● **EXERCISE PROMPT**: Please repeat all of the lines that follow, exactly as written.

● **DATA TO USE**:

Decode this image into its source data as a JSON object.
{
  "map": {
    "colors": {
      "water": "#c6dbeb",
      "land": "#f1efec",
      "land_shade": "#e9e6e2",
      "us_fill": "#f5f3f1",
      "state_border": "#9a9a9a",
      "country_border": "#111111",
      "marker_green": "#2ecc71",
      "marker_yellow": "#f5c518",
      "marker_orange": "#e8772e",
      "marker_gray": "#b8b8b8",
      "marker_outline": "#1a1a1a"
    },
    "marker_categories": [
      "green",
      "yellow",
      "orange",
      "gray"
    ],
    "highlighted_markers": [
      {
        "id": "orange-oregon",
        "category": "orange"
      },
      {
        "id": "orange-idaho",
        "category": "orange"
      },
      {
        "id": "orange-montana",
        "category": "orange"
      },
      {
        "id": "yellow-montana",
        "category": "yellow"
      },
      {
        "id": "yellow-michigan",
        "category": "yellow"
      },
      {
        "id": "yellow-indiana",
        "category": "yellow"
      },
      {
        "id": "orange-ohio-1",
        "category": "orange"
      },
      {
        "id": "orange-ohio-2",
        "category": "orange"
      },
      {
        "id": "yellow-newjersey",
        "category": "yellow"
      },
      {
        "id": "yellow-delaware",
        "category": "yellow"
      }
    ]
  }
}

● **SOLUTION**:
Decode this image into its source data as a JSON object.
{
  "map": {
    "colors": {
      "water": "#c6dbeb",
      "land": "#f1efec",
      "land_shade": "#e9e6e2",
      "us_fill": "#f5f3f1",
      "state_border": "#9a9a9a",
      "country_border": "#111111",
      "marker_green": "#2ecc71",
      "marker_yellow": "#f5c518",
      "marker_orange": "#e8772e",
      "marker_gray": "#b8b8b8",
      "marker_outline": "#1a1a1a"
    },
    "marker_categories": [
      "green",
      "yellow",
      "orange",
      "gray"
    ],
    "highlighted_markers": [
      {
        "id": "orange-oregon",
        "category": "orange"
      },
      {
        "id": "orange-idaho",
        "category": "orange"
      },
      {
        "id": "orange-montana",
        "category": "orange"
      },
      {
        "id": "yellow-montana",
        "category": "yellow"
      },
      {
        "id": "yellow-michigan",
        "category": "yellow"
      },
      {
        "id": "yellow-indiana",
        "category": "yellow"
      },
      {
        "id": "orange-ohio-1",
        "category": "orange"
      },
      {
        "id": "orange-ohio-2",
        "category": "orange"
      },
      {
        "id": "yellow-newjersey",
        "category": "yellow"
      },
      {
        "id": "yellow-delaware",
        "category": "yellow"
      }
    ]
  }
}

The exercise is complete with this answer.